== Data shown ==

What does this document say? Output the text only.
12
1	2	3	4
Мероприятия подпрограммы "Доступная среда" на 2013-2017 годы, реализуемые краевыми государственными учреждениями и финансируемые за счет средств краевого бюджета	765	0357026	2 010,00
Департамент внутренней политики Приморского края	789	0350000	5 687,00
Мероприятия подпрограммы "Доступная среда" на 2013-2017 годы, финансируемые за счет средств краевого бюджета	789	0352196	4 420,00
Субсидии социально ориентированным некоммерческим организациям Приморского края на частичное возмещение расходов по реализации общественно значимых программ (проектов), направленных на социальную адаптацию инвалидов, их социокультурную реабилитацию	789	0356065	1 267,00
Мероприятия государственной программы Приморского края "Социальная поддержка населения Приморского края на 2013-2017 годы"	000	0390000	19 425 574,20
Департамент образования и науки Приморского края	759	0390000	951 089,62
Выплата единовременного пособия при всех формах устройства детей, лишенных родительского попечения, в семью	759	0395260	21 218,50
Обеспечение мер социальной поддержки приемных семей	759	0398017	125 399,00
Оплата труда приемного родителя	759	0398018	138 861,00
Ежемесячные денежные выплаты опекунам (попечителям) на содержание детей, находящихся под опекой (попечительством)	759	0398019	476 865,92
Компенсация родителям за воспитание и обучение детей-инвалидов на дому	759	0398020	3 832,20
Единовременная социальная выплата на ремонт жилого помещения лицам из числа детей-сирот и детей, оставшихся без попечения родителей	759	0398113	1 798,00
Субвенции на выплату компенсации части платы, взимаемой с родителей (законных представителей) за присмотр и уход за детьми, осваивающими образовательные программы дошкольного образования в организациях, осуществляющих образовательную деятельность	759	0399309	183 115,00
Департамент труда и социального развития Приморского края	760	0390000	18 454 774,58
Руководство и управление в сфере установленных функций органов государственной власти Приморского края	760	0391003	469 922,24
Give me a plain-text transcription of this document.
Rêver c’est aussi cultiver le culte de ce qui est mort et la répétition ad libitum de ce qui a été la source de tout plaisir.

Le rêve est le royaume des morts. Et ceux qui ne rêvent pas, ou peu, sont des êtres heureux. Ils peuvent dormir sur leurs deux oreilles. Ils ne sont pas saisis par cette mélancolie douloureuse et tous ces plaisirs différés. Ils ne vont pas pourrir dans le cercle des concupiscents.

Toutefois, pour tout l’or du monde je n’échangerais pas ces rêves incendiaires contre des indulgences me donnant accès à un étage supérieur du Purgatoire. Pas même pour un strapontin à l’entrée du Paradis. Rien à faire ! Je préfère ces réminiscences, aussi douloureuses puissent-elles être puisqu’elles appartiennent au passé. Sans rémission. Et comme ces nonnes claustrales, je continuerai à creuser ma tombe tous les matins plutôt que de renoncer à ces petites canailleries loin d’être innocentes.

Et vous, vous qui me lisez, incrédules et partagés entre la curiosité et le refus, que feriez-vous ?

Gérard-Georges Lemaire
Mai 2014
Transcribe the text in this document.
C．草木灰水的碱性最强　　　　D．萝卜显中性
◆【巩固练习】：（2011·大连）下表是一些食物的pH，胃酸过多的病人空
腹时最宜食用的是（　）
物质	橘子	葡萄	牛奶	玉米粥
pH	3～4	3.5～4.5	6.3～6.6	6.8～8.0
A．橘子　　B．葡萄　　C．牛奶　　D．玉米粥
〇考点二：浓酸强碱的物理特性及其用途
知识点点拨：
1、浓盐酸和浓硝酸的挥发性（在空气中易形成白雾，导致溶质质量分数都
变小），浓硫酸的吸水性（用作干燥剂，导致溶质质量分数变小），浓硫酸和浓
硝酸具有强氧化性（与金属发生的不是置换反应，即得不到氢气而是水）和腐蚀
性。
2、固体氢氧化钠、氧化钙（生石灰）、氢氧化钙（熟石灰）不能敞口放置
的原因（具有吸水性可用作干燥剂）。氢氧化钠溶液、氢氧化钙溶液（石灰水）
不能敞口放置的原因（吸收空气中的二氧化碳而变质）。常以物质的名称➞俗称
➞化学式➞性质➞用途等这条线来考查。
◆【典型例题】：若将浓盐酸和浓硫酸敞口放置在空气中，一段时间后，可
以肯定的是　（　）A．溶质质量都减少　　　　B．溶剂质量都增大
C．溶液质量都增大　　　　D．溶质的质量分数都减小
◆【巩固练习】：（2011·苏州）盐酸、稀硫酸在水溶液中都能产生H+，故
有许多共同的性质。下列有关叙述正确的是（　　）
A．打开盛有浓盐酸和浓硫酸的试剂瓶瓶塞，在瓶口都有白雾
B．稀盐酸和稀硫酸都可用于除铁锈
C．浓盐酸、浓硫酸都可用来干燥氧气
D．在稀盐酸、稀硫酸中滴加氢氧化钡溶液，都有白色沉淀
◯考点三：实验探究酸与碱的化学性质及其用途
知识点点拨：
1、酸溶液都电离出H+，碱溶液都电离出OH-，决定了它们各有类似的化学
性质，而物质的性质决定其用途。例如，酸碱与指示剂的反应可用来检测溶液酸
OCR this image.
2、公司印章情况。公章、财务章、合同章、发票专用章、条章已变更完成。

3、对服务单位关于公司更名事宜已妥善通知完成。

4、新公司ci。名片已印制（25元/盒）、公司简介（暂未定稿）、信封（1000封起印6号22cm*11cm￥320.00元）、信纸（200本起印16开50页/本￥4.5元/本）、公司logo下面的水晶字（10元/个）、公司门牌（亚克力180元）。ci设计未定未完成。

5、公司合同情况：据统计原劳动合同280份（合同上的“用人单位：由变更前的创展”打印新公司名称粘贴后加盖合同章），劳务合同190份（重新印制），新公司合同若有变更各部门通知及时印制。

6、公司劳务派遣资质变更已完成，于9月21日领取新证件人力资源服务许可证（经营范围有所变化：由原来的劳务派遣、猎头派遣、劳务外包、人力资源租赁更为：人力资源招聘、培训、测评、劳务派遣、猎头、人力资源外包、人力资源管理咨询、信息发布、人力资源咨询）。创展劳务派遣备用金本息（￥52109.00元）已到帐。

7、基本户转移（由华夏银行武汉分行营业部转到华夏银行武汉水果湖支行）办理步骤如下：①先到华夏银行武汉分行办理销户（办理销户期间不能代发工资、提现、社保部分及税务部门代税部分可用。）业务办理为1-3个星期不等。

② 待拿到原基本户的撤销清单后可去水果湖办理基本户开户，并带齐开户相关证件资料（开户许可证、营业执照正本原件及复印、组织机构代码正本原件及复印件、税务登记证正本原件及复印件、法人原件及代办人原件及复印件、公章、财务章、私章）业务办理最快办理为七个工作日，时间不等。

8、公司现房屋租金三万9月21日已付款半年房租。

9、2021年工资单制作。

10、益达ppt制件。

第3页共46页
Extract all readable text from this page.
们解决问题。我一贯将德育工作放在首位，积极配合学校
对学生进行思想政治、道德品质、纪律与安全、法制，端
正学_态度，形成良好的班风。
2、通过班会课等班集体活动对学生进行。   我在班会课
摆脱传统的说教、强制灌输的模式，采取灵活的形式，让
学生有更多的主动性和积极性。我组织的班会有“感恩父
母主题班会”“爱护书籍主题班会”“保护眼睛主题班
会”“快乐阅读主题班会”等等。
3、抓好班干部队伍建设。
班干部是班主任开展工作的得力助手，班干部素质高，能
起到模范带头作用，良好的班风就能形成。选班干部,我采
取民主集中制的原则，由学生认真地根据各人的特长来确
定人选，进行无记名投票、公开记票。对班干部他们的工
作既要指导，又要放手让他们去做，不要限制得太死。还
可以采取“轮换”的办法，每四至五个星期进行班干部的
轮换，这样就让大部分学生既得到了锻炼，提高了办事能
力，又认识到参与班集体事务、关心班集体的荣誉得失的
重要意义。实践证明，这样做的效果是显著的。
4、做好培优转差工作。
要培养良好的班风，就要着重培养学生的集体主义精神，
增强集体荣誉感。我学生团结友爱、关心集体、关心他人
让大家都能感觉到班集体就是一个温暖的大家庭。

===

From the data above, gather every line that includes the word "бюджета".

_Finished task:_
Мероприятия подпрограммы "Доступная среда" на 2013-2017 годы, реализуемые краевыми государственными учреждениями и финансируемые за счет средств краевого бюджета	765	0357026	2 010,00
Мероприятия подпрограммы "Доступная среда" на 2013-2017 годы, финансируемые за счет средств краевого бюджета	789	0352196	4 420,00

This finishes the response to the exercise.